start

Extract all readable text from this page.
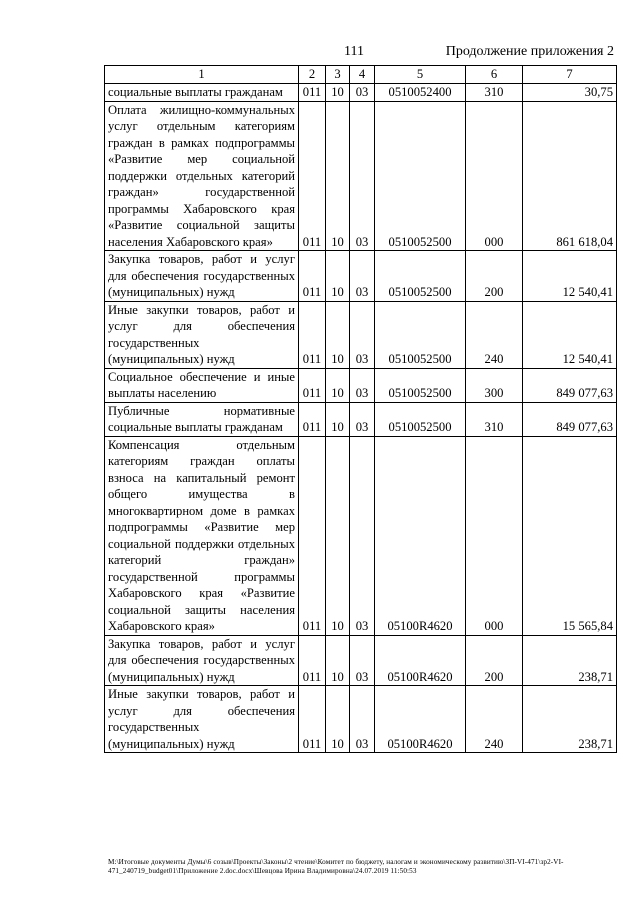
111	Продолжение приложения 2
1	2	3	4	5	6	7
социальные выплаты гражданам	011	10	03	0510052400	310	30,75
Оплата жилищно-коммунальных услуг отдельным категориям граждан в рамках подпрограммы «Развитие мер социальной поддержки отдельных категорий граждан» государственной программы Хабаровского края «Развитие социальной защиты населения Хабаровского края»	011	10	03	0510052500	000	861 618,04
Закупка товаров, работ и услуг для обеспечения государственных (муниципальных) нужд	011	10	03	0510052500	200	12 540,41
Иные закупки товаров, работ и услуг для обеспечения государственных (муниципальных) нужд	011	10	03	0510052500	240	12 540,41
Социальное обеспечение и иные выплаты населению	011	10	03	0510052500	300	849 077,63
Публичные нормативные социальные выплаты гражданам	011	10	03	0510052500	310	849 077,63
Компенсация отдельным категориям граждан оплаты взноса на капитальный ремонт общего имущества в многоквартирном доме в рамках подпрограммы «Развитие мер социальной поддержки отдельных категорий граждан» государственной программы Хабаровского края «Развитие социальной защиты населения Хабаровского края»	011	10	03	05100R4620	000	15 565,84
Закупка товаров, работ и услуг для обеспечения государственных (муниципальных) нужд	011	10	03	05100R4620	200	238,71
Иные закупки товаров, работ и услуг для обеспечения государственных (муниципальных) нужд	011	10	03	05100R4620	240	238,71
M:\Итоговые документы Думы\6 созыв\Проекты\Законы\2 чтение\Комитет по бюджету, налогам и экономическому развитию\ЗП-VI-471\зр2-VI-471_240719_budget01\Приложение 2.doc.docx\Шевцова Ирина Владимировна\24.07.2019 11:50:53
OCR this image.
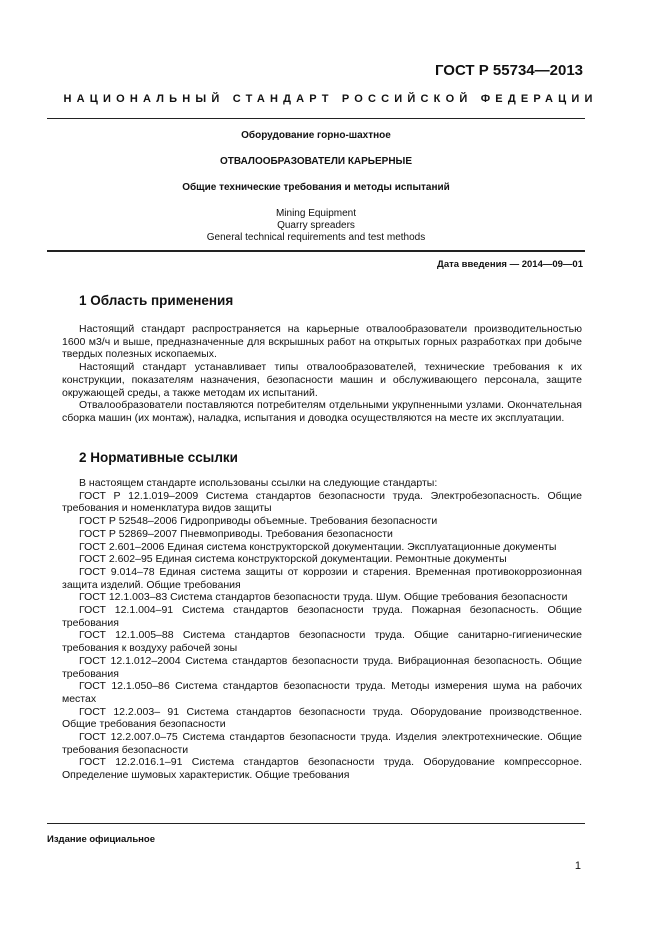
ГОСТ Р 55734—2013
НАЦИОНАЛЬНЫЙ СТАНДАРТ РОССИЙСКОЙ ФЕДЕРАЦИИ
Оборудование горно-шахтное
ОТВАЛООБРАЗОВАТЕЛИ КАРЬЕРНЫЕ
Общие технические требования и методы испытаний
Mining Equipment
Quarry spreaders
General technical requirements and test methods
Дата введения — 2014—09—01
1 Область применения

Настоящий стандарт распространяется на карьерные отвалообразователи производительностью 1600 м3/ч и выше, предназначенные для вскрышных работ на открытых горных разработках при добыче твердых полезных ископаемых.

Настоящий стандарт устанавливает типы отвалообразователей, технические требования к их конструкции, показателям назначения, безопасности машин и обслуживающего персонала, защите окружающей среды, а также методам их испытаний.

Отвалообразователи поставляются потребителям отдельными укрупненными узлами. Окончательная сборка машин (их монтаж), наладка, испытания и доводка осуществляются на месте их эксплуатации.

2 Нормативные ссылки

В настоящем стандарте использованы ссылки на следующие стандарты:

ГОСТ Р 12.1.019–2009 Система стандартов безопасности труда. Электробезопасность. Общие требования и номенклатура видов защиты

ГОСТ Р 52548–2006 Гидроприводы объемные. Требования безопасности

ГОСТ Р 52869–2007 Пневмоприводы. Требования безопасности

ГОСТ 2.601–2006 Единая система конструкторской документации. Эксплуатационные документы

ГОСТ 2.602–95 Единая система конструкторской документации. Ремонтные документы

ГОСТ 9.014–78 Единая система защиты от коррозии и старения. Временная противокоррозионная защита изделий. Общие требования

ГОСТ 12.1.003–83 Система стандартов безопасности труда. Шум. Общие требования безопасности

ГОСТ 12.1.004–91 Система стандартов безопасности труда. Пожарная безопасность. Общие требования

ГОСТ 12.1.005–88 Система стандартов безопасности труда. Общие санитарно-гигиенические требования к воздуху рабочей зоны

ГОСТ 12.1.012–2004 Система стандартов безопасности труда. Вибрационная безопасность. Общие требования

ГОСТ 12.1.050–86 Система стандартов безопасности труда. Методы измерения шума на рабочих местах

ГОСТ 12.2.003– 91 Система стандартов безопасности труда. Оборудование производственное. Общие требования безопасности

ГОСТ 12.2.007.0–75 Система стандартов безопасности труда. Изделия электротехнические. Общие требования безопасности

ГОСТ 12.2.016.1–91 Система стандартов безопасности труда. Оборудование компрессорное. Определение шумовых характеристик. Общие требования

Издание официальное
1
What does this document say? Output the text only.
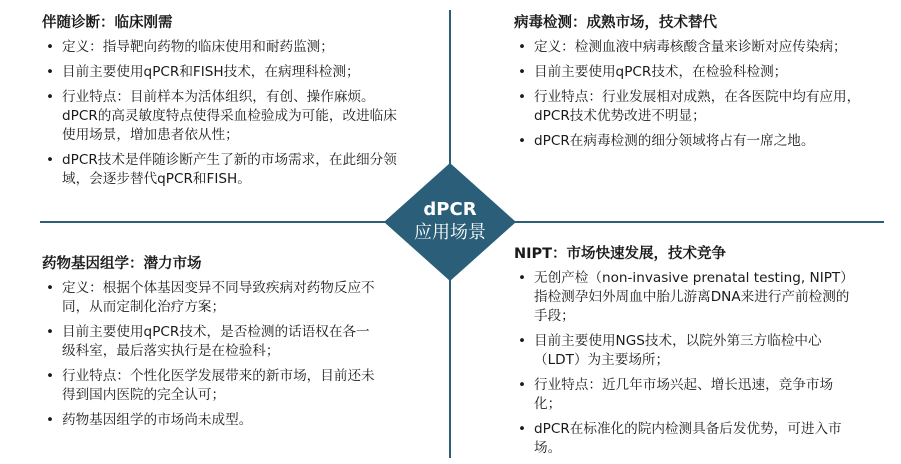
dPCR
应用场景
伴随诊断：临床刚需
• 定义：指导靶向药物的临床使用和耐药监测；
• 目前主要使用qPCR和FISH技术，在病理科检测；
• 行业特点：目前样本为活体组织，有创、操作麻烦。dPCR的高灵敏度特点使得采血检验成为可能，改进临床使用场景，增加患者依从性；
• dPCR技术是伴随诊断产生了新的市场需求，在此细分领域，会逐步替代qPCR和FISH。
病毒检测：成熟市场，技术替代
• 定义：检测血液中病毒核酸含量来诊断对应传染病；
• 目前主要使用qPCR技术，在检验科检测；
• 行业特点：行业发展相对成熟，在各医院中均有应用，dPCR技术优势改进不明显；
• dPCR在病毒检测的细分领域将占有一席之地。
药物基因组学：潜力市场
• 定义：根据个体基因变异不同导致疾病对药物反应不同，从而定制化治疗方案；
• 目前主要使用qPCR技术，是否检测的话语权在各一级科室，最后落实执行是在检验科；
• 行业特点：个性化医学发展带来的新市场，目前还未得到国内医院的完全认可；
• 药物基因组学的市场尚未成型。
NIPT：市场快速发展，技术竞争
• 无创产检（non-invasive prenatal testing, NIPT）指检测孕妇外周血中胎儿游离DNA来进行产前检测的手段；
• 目前主要使用NGS技术，以院外第三方临检中心（LDT）为主要场所；
• 行业特点：近几年市场兴起、增长迅速，竞争市场化；
• dPCR在标准化的院内检测具备后发优势，可进入市场。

end

Short problem: Extract the run of lines beginning with the line that holds "What does this" and ending at the last line of the data, inclusive. Exclude any pictures from the copy.

Answer for the task:
What does this document say? Output the text only.
dPCR
应用场景
伴随诊断：临床刚需
• 定义：指导靶向药物的临床使用和耐药监测；
• 目前主要使用qPCR和FISH技术，在病理科检测；
• 行业特点：目前样本为活体组织，有创、操作麻烦。dPCR的高灵敏度特点使得采血检验成为可能，改进临床使用场景，增加患者依从性；
• dPCR技术是伴随诊断产生了新的市场需求，在此细分领域，会逐步替代qPCR和FISH。
病毒检测：成熟市场，技术替代
• 定义：检测血液中病毒核酸含量来诊断对应传染病；
• 目前主要使用qPCR技术，在检验科检测；
• 行业特点：行业发展相对成熟，在各医院中均有应用，dPCR技术优势改进不明显；
• dPCR在病毒检测的细分领域将占有一席之地。
药物基因组学：潜力市场
• 定义：根据个体基因变异不同导致疾病对药物反应不同，从而定制化治疗方案；
• 目前主要使用qPCR技术，是否检测的话语权在各一级科室，最后落实执行是在检验科；
• 行业特点：个性化医学发展带来的新市场，目前还未得到国内医院的完全认可；
• 药物基因组学的市场尚未成型。
NIPT：市场快速发展，技术竞争
• 无创产检（non-invasive prenatal testing, NIPT）指检测孕妇外周血中胎儿游离DNA来进行产前检测的手段；
• 目前主要使用NGS技术，以院外第三方临检中心（LDT）为主要场所；
• 行业特点：近几年市场兴起、增长迅速，竞争市场化；
• dPCR在标准化的院内检测具备后发优势，可进入市场。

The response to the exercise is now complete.